> Source text
++++++++
To clarify the mechanism by which P. aeruginosa recognizes extracellular signals of the intestinal epithelial cells using the human intestinal epithelial Caco-2 cell line (Okuda et al., 2010; Hayashi et al., 2013, 2015; Shikata et al., 2016), we examined the effects of Caco-2 cell culture supernatants on mucin penetration by the P. aeruginosa PAO1 strain. After 3 h of incubation, the bacterial numbers in the bottom chamber of wells with 10- and 15-day Caco-2 cell supernatant were 1.6 and 2.5 times higher than those with DMEM, respectively (Figure 1A; P < 0.05). The effect of the 5-day supernatant on penetration did not differ significantly from that of DMEM (Figure 1A; P > 0.10). After 3, 4, and 5 h of incubation, the numbers of bacteria in the bottom chambers filled with 15-day supernatant were 2.5, 2.2, and 2.3 times greater than those cultured with DMEM, respectively (Figure 1B; P < 0.05).

FIGURE 1

Figure 1. Caco-2 cell supernatant facilitates penetration of the P. aeruginosa PAO1 strain through the mucin layer. (A) The bottom chambers of Transwell cells were filled with Caco-2 cell supernatant (collected after 5, 10, and 15 days of culture) or with Dulbecco's modified Eagle medium (DMEM; control). The P. aeruginosa PAO1 strain was added to the top chamber. After 3 h, the numbers of bacteria in the bottom chambers were counted. Error bars indicate standard error (n = 3). *P < 0.05 compared with DMEM. (B) Caco-2 cell supernatant after 15 days of culture (Caco-2 sup.) or DMEM (control) filled the bottom chamber of Transwell cells. After the P. aeruginosa PAO1 strain was added, the numbers of bacteria in the bottom chambers were counted at 3, 4, and 5 h. Error bars indicate standard error (n = 3). *P < 0.05 compared with DMEM at the same incubation time.
++++++++
> Material shown

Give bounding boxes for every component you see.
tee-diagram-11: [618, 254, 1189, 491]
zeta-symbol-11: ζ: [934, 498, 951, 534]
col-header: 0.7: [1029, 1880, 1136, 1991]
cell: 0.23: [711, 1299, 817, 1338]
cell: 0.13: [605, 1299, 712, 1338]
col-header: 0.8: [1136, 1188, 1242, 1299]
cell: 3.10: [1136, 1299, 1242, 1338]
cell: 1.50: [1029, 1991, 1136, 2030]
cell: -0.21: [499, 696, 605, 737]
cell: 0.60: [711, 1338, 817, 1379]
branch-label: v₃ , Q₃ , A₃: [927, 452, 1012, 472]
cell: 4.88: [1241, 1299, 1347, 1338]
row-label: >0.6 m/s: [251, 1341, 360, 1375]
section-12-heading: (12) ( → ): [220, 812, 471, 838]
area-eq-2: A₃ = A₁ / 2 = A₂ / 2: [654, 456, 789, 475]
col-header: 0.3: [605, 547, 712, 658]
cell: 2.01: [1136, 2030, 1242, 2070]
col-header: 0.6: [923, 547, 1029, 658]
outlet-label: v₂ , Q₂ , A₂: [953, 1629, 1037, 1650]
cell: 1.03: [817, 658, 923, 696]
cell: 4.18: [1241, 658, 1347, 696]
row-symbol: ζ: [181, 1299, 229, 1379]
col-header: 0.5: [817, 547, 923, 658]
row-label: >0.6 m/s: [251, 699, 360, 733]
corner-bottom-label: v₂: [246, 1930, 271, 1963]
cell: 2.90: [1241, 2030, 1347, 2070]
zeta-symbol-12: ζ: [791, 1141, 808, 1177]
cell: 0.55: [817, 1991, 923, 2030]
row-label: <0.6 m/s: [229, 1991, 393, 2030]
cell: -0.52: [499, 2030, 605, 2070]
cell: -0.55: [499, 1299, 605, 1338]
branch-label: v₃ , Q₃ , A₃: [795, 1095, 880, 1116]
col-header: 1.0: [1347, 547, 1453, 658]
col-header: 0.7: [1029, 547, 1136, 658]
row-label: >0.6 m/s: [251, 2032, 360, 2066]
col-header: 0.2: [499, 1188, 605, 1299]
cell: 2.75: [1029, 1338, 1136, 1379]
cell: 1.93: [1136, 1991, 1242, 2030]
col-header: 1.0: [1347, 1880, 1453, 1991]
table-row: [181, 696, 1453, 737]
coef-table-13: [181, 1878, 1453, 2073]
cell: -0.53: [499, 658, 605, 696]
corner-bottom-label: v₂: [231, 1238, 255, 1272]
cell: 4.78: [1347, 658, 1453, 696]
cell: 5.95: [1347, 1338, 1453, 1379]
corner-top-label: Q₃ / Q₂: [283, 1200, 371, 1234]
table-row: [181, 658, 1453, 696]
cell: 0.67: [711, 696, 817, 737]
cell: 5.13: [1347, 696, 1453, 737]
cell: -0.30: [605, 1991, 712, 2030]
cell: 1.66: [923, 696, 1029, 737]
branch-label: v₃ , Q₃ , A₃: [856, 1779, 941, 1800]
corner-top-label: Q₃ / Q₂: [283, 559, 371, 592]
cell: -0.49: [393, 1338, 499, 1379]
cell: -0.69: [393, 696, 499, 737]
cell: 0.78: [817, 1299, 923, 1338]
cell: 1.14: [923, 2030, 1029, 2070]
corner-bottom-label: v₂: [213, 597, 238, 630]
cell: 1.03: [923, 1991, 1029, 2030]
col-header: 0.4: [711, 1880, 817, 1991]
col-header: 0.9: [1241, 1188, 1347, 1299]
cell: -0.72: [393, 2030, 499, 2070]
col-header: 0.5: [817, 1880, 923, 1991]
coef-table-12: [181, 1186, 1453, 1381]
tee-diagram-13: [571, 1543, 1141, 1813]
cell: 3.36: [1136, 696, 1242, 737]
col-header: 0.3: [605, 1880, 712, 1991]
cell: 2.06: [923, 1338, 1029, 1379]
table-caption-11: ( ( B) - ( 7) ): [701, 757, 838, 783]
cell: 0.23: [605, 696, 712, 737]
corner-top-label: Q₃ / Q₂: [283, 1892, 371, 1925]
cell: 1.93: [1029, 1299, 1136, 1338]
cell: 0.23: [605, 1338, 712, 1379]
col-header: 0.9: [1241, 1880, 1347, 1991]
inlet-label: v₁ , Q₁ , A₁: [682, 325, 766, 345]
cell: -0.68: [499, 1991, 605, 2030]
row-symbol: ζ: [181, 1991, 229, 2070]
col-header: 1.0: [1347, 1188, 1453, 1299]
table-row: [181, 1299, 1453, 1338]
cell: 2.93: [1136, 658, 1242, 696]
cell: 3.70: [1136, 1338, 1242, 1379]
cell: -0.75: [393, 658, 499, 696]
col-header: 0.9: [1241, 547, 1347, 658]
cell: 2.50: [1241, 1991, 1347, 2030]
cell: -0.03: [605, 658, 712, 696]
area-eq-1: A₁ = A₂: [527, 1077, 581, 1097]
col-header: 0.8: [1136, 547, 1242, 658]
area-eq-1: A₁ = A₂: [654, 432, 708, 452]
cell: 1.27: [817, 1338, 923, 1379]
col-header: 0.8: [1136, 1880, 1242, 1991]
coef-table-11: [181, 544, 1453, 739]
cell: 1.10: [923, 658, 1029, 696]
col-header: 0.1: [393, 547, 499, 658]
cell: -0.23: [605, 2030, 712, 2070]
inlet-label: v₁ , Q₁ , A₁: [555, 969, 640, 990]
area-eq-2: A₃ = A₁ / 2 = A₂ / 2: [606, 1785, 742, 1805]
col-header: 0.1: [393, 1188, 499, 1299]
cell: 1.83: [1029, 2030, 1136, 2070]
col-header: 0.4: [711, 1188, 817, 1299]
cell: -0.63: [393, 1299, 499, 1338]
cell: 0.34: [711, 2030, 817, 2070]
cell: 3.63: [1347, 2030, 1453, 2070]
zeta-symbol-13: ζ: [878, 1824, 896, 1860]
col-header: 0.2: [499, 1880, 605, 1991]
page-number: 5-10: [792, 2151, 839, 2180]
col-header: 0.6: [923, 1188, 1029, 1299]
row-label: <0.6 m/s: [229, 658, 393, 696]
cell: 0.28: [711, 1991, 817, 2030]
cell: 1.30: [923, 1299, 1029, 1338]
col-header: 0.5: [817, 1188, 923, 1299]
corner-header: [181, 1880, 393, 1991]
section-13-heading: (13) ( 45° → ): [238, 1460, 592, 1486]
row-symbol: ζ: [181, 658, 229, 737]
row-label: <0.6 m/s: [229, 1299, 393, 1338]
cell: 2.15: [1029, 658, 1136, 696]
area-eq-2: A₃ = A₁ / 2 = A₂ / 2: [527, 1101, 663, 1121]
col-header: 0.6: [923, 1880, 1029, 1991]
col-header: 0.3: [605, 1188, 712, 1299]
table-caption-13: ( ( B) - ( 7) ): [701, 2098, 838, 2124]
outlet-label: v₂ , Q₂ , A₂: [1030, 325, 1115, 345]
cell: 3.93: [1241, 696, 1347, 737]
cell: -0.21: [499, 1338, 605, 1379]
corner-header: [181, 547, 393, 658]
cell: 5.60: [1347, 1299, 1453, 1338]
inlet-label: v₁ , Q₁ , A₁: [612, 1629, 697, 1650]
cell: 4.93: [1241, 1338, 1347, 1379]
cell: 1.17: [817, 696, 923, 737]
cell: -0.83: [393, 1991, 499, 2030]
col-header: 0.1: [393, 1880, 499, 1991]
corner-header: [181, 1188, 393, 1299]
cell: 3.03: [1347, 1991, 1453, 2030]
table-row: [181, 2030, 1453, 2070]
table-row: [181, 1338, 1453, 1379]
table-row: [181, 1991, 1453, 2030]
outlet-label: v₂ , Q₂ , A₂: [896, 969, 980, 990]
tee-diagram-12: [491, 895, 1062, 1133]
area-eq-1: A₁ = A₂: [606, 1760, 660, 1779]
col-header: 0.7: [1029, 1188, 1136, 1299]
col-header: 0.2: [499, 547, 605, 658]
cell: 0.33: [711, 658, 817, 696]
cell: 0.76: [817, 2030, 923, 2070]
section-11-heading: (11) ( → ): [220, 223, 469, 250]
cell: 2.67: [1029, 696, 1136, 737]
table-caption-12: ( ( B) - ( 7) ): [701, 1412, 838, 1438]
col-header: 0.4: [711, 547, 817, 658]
++++++++
> What you need to do
1) Answer the following questions using the passage on P. aeruginosa mucin penetration.
(a) After 3 h, how many times higher were bacterial numbers with the 10-day Caco-2 cell supernatant than with DMEM?
(b) What was used as the control medium in the bottom chambers?
(c) At which incubation times were bacteria counted in panel (B)?
2) Carry on the passage on P. aeruginosa mucin penetration from the point where it stops.

> Responses by task
1)
(a) 1.6 times higher.
(b) Dulbecco's modified Eagle medium (DMEM).
(c) At 3, 4, and 5 h.

2)
Characteristic of Caco-2 Cell Signaling Facilitating the Penetration of P. aeruginosa through the Mucin Layer

To characterize Caco-2 cell signals that facilitated the penetration of P. aeruginosa through the mucin layer, we performed an artificial mucin layer penetration assay using filtered and/or trypsin-treated 15-day Caco-2 cell supernatants. The bacterial numbers in bottom chambers of Transwell filled with unfiltered and <10 kDa Caco-2 cell supernatant fractions were 2.5 and 2.7 times higher than those with DMEM of the same fraction size (Figure 2; P < 0.05). The number of bacteria penetrating the mucin layer did not differ significantly between those treated with <3 kDa Caco-2 cell supernatant and the DMEM control (Figure 2; P > 0.10). Moreover, trypsin treatment of unfiltered and the <10 kDa Caco-2 cell supernatant fraction was associated with less P. aeruginosa penetration through the mucin layer (Figure 2).

FIGURE 2

Figure 2. Characterization of Caco-2 cell supernatant facilitating penetration of P. aeruginosa PAO1 strain through the mucin layer. A 15-day Caco-2 cell supernatant and Dulbecco's modified Eagle medium (DMEM; control) were filtered through 10- or 3-kDa MW cut-off membranes and treated with or without a trypsin (trypsin + or −). The filtered and unfiltered samples with or without trypsin filled the bottom chambers of Transwell. The P. aeruginosa PAO1 strain was added to the top chambers, and after 3 h, the numbers of bacteria in the bottom chambers were counted. Error bars indicate standard error (n = 3). *P < 0.05 compared with DMEM of the same fraction size.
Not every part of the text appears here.